Reproduce the listing below in full and without alteration, apart from its pictures.

[start of Listed records]

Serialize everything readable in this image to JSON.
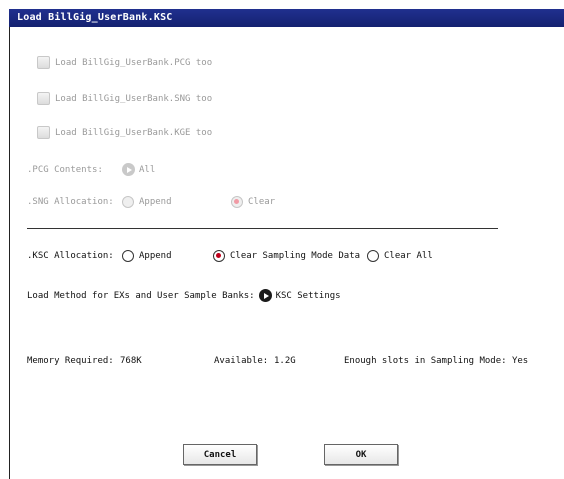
{
  "dialog": {
    "title": "Load BillGig_UserBank.KSC"
  },
  "options": {
    "load_pcg": "Load BillGig_UserBank.PCG too",
    "load_sng": "Load BillGig_UserBank.SNG too",
    "load_kge": "Load BillGig_UserBank.KGE too"
  },
  "pcg_contents": {
    "label": ".PCG Contents:",
    "value": "All"
  },
  "sng_allocation": {
    "label": ".SNG Allocation:",
    "append": "Append",
    "clear": "Clear",
    "selected": "Clear"
  },
  "ksc_allocation": {
    "label": ".KSC Allocation:",
    "append": "Append",
    "clear_sampling": "Clear Sampling Mode Data",
    "clear_all": "Clear All",
    "selected": "Clear Sampling Mode Data"
  },
  "load_method": {
    "label": "Load Method for EXs and User Sample Banks:",
    "value": "KSC Settings"
  },
  "memory": {
    "required_label": "Memory Required:",
    "required_value": "768K",
    "available_label": "Available:",
    "available_value": "1.2G",
    "slots_text": "Enough slots in Sampling Mode: Yes"
  },
  "buttons": {
    "cancel": "Cancel",
    "ok": "OK"
  },
  "colors": {
    "titlebar": "#1b2a85",
    "radio_selected": "#c0001c"
  }
}
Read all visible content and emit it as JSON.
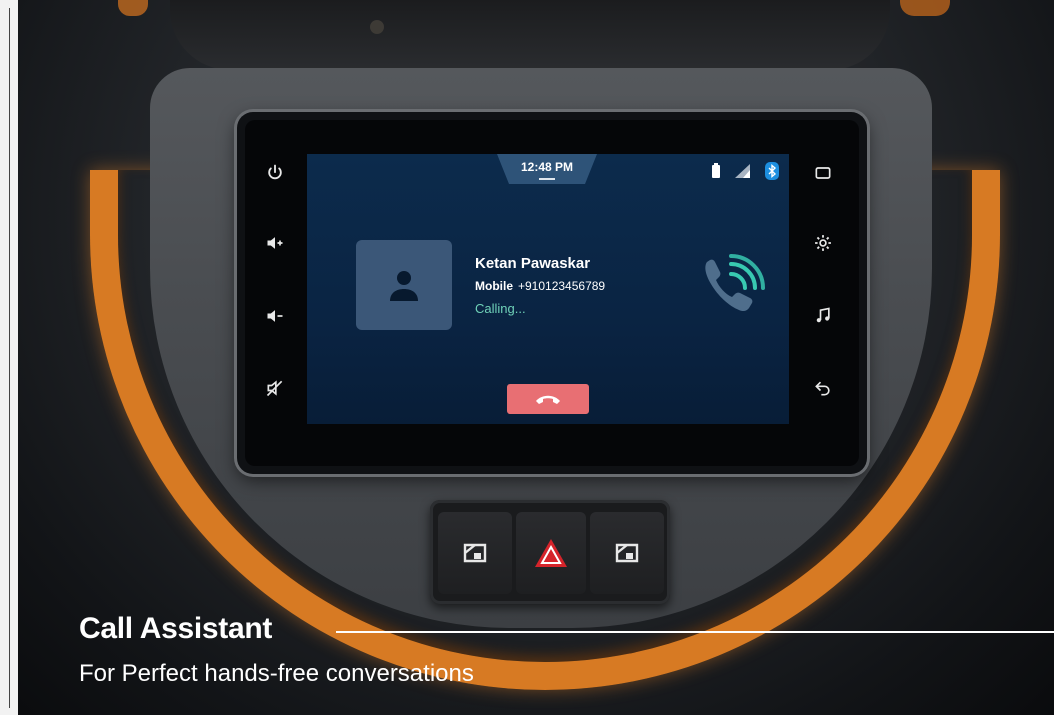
{
  "screen": {
    "time": "12:48 PM",
    "contact_name": "Ketan Pawaskar",
    "phone_type": "Mobile",
    "phone_number": "+910123456789",
    "call_status": "Calling...",
    "colors": {
      "screen_bg": "#0a2443",
      "calling_text": "#6fd1b8",
      "end_call": "#e86f73",
      "call_icon": "#38c9b1"
    }
  },
  "head_unit": {
    "left_buttons": [
      "power-icon",
      "volume-up-icon",
      "volume-down-icon",
      "mute-icon"
    ],
    "right_buttons": [
      "screen-icon",
      "settings-icon",
      "music-icon",
      "back-icon"
    ]
  },
  "caption": {
    "title": "Call Assistant",
    "subtitle": "For Perfect hands-free conversations"
  },
  "colors": {
    "accent_orange": "#d77a23"
  }
}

[end of Listed records]

Task solution
Serialize everything readable in this image to JSON.
{
  "dialog": {
    "title": "Load BillGig_UserBank.KSC"
  },
  "options": {
    "load_pcg": "Load BillGig_UserBank.PCG too",
    "load_sng": "Load BillGig_UserBank.SNG too",
    "load_kge": "Load BillGig_UserBank.KGE too"
  },
  "pcg_contents": {
    "label": ".PCG Contents:",
    "value": "All"
  },
  "sng_allocation": {
    "label": ".SNG Allocation:",
    "append": "Append",
    "clear": "Clear",
    "selected": "Clear"
  },
  "ksc_allocation": {
    "label": ".KSC Allocation:",
    "append": "Append",
    "clear_sampling": "Clear Sampling Mode Data",
    "clear_all": "Clear All",
    "selected": "Clear Sampling Mode Data"
  },
  "load_method": {
    "label": "Load Method for EXs and User Sample Banks:",
    "value": "KSC Settings"
  },
  "memory": {
    "required_label": "Memory Required:",
    "required_value": "768K",
    "available_label": "Available:",
    "available_value": "1.2G",
    "slots_text": "Enough slots in Sampling Mode: Yes"
  },
  "buttons": {
    "cancel": "Cancel",
    "ok": "OK"
  },
  "colors": {
    "titlebar": "#1b2a85",
    "radio_selected": "#c0001c"
  }
}
Read all visible content and emit it as JSON.
{
  "screen": {
    "time": "12:48 PM",
    "contact_name": "Ketan Pawaskar",
    "phone_type": "Mobile",
    "phone_number": "+910123456789",
    "call_status": "Calling...",
    "colors": {
      "screen_bg": "#0a2443",
      "calling_text": "#6fd1b8",
      "end_call": "#e86f73",
      "call_icon": "#38c9b1"
    }
  },
  "head_unit": {
    "left_buttons": [
      "power-icon",
      "volume-up-icon",
      "volume-down-icon",
      "mute-icon"
    ],
    "right_buttons": [
      "screen-icon",
      "settings-icon",
      "music-icon",
      "back-icon"
    ]
  },
  "caption": {
    "title": "Call Assistant",
    "subtitle": "For Perfect hands-free conversations"
  },
  "colors": {
    "accent_orange": "#d77a23"
  }
}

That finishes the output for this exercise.